---------- EXCERPTED RECORDS
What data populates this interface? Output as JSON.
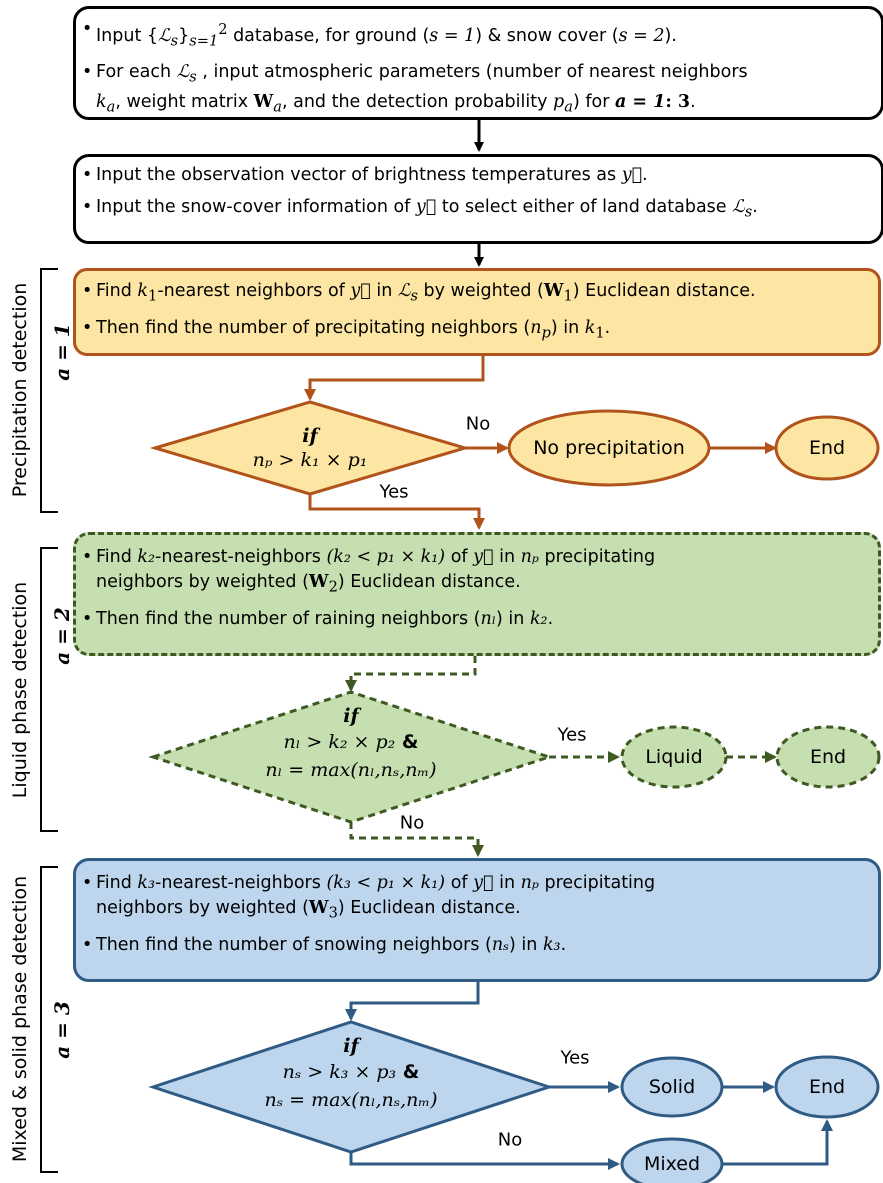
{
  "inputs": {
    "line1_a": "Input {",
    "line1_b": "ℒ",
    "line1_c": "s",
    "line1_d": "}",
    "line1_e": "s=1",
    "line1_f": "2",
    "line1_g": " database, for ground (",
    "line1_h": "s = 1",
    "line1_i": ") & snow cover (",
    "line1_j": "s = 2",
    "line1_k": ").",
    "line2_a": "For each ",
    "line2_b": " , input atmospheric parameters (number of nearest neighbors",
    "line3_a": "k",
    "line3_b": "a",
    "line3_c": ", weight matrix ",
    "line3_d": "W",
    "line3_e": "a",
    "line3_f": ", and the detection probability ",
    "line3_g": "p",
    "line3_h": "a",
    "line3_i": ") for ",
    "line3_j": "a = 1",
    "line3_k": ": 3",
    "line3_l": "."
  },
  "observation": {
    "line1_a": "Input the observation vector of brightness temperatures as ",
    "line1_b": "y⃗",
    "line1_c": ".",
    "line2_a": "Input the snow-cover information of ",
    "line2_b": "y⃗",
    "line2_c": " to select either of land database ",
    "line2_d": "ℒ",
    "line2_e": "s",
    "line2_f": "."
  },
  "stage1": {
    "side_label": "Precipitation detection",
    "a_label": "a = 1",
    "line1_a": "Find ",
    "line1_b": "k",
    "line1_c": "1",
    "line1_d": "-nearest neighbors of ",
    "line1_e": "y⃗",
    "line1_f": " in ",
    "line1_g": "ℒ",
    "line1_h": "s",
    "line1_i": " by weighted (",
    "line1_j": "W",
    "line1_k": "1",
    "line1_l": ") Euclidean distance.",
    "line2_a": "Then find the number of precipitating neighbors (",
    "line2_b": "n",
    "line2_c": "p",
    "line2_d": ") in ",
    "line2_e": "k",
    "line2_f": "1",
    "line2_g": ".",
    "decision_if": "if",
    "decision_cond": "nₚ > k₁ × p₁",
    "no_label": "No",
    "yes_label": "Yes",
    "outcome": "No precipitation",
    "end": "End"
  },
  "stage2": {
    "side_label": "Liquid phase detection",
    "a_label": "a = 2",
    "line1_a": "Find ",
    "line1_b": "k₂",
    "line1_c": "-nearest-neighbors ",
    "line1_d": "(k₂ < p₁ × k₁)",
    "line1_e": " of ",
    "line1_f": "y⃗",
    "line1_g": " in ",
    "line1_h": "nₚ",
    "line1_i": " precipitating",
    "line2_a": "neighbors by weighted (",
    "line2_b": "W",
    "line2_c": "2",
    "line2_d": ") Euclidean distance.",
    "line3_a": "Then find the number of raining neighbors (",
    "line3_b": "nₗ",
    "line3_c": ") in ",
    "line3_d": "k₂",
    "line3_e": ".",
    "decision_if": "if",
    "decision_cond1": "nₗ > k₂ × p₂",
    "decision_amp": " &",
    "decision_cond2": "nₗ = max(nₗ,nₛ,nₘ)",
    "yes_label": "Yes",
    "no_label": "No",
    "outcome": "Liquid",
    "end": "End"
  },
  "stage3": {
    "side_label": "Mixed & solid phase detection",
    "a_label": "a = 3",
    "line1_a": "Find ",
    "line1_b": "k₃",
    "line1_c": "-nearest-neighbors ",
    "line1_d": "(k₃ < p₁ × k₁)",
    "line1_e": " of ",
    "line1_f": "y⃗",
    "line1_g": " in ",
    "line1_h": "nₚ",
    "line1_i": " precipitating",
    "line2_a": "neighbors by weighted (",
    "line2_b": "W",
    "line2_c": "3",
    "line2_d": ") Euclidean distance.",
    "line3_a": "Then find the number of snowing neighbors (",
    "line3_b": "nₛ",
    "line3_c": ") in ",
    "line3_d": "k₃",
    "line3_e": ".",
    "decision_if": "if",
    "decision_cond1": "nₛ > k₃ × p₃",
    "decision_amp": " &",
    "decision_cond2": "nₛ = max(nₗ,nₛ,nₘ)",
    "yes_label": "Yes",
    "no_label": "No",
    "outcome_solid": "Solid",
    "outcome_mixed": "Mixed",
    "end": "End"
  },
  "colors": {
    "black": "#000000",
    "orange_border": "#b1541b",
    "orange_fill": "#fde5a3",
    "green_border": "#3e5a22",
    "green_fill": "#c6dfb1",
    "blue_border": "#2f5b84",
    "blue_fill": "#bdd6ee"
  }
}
--------------------
» **EXERCISE DESCRIPTION**
Reproduce each record above by retyping it exactly; omit all images.

» **RESULT OF THE TASK**
What data populates this interface? Output as JSON.
{
  "inputs": {
    "line1_a": "Input {",
    "line1_b": "ℒ",
    "line1_c": "s",
    "line1_d": "}",
    "line1_e": "s=1",
    "line1_f": "2",
    "line1_g": " database, for ground (",
    "line1_h": "s = 1",
    "line1_i": ") & snow cover (",
    "line1_j": "s = 2",
    "line1_k": ").",
    "line2_a": "For each ",
    "line2_b": " , input atmospheric parameters (number of nearest neighbors",
    "line3_a": "k",
    "line3_b": "a",
    "line3_c": ", weight matrix ",
    "line3_d": "W",
    "line3_e": "a",
    "line3_f": ", and the detection probability ",
    "line3_g": "p",
    "line3_h": "a",
    "line3_i": ") for ",
    "line3_j": "a = 1",
    "line3_k": ": 3",
    "line3_l": "."
  },
  "observation": {
    "line1_a": "Input the observation vector of brightness temperatures as ",
    "line1_b": "y⃗",
    "line1_c": ".",
    "line2_a": "Input the snow-cover information of ",
    "line2_b": "y⃗",
    "line2_c": " to select either of land database ",
    "line2_d": "ℒ",
    "line2_e": "s",
    "line2_f": "."
  },
  "stage1": {
    "side_label": "Precipitation detection",
    "a_label": "a = 1",
    "line1_a": "Find ",
    "line1_b": "k",
    "line1_c": "1",
    "line1_d": "-nearest neighbors of ",
    "line1_e": "y⃗",
    "line1_f": " in ",
    "line1_g": "ℒ",
    "line1_h": "s",
    "line1_i": " by weighted (",
    "line1_j": "W",
    "line1_k": "1",
    "line1_l": ") Euclidean distance.",
    "line2_a": "Then find the number of precipitating neighbors (",
    "line2_b": "n",
    "line2_c": "p",
    "line2_d": ") in ",
    "line2_e": "k",
    "line2_f": "1",
    "line2_g": ".",
    "decision_if": "if",
    "decision_cond": "nₚ > k₁ × p₁",
    "no_label": "No",
    "yes_label": "Yes",
    "outcome": "No precipitation",
    "end": "End"
  },
  "stage2": {
    "side_label": "Liquid phase detection",
    "a_label": "a = 2",
    "line1_a": "Find ",
    "line1_b": "k₂",
    "line1_c": "-nearest-neighbors ",
    "line1_d": "(k₂ < p₁ × k₁)",
    "line1_e": " of ",
    "line1_f": "y⃗",
    "line1_g": " in ",
    "line1_h": "nₚ",
    "line1_i": " precipitating",
    "line2_a": "neighbors by weighted (",
    "line2_b": "W",
    "line2_c": "2",
    "line2_d": ") Euclidean distance.",
    "line3_a": "Then find the number of raining neighbors (",
    "line3_b": "nₗ",
    "line3_c": ") in ",
    "line3_d": "k₂",
    "line3_e": ".",
    "decision_if": "if",
    "decision_cond1": "nₗ > k₂ × p₂",
    "decision_amp": " &",
    "decision_cond2": "nₗ = max(nₗ,nₛ,nₘ)",
    "yes_label": "Yes",
    "no_label": "No",
    "outcome": "Liquid",
    "end": "End"
  },
  "stage3": {
    "side_label": "Mixed & solid phase detection",
    "a_label": "a = 3",
    "line1_a": "Find ",
    "line1_b": "k₃",
    "line1_c": "-nearest-neighbors ",
    "line1_d": "(k₃ < p₁ × k₁)",
    "line1_e": " of ",
    "line1_f": "y⃗",
    "line1_g": " in ",
    "line1_h": "nₚ",
    "line1_i": " precipitating",
    "line2_a": "neighbors by weighted (",
    "line2_b": "W",
    "line2_c": "3",
    "line2_d": ") Euclidean distance.",
    "line3_a": "Then find the number of snowing neighbors (",
    "line3_b": "nₛ",
    "line3_c": ") in ",
    "line3_d": "k₃",
    "line3_e": ".",
    "decision_if": "if",
    "decision_cond1": "nₛ > k₃ × p₃",
    "decision_amp": " &",
    "decision_cond2": "nₛ = max(nₗ,nₛ,nₘ)",
    "yes_label": "Yes",
    "no_label": "No",
    "outcome_solid": "Solid",
    "outcome_mixed": "Mixed",
    "end": "End"
  },
  "colors": {
    "black": "#000000",
    "orange_border": "#b1541b",
    "orange_fill": "#fde5a3",
    "green_border": "#3e5a22",
    "green_fill": "#c6dfb1",
    "blue_border": "#2f5b84",
    "blue_fill": "#bdd6ee"
  }
}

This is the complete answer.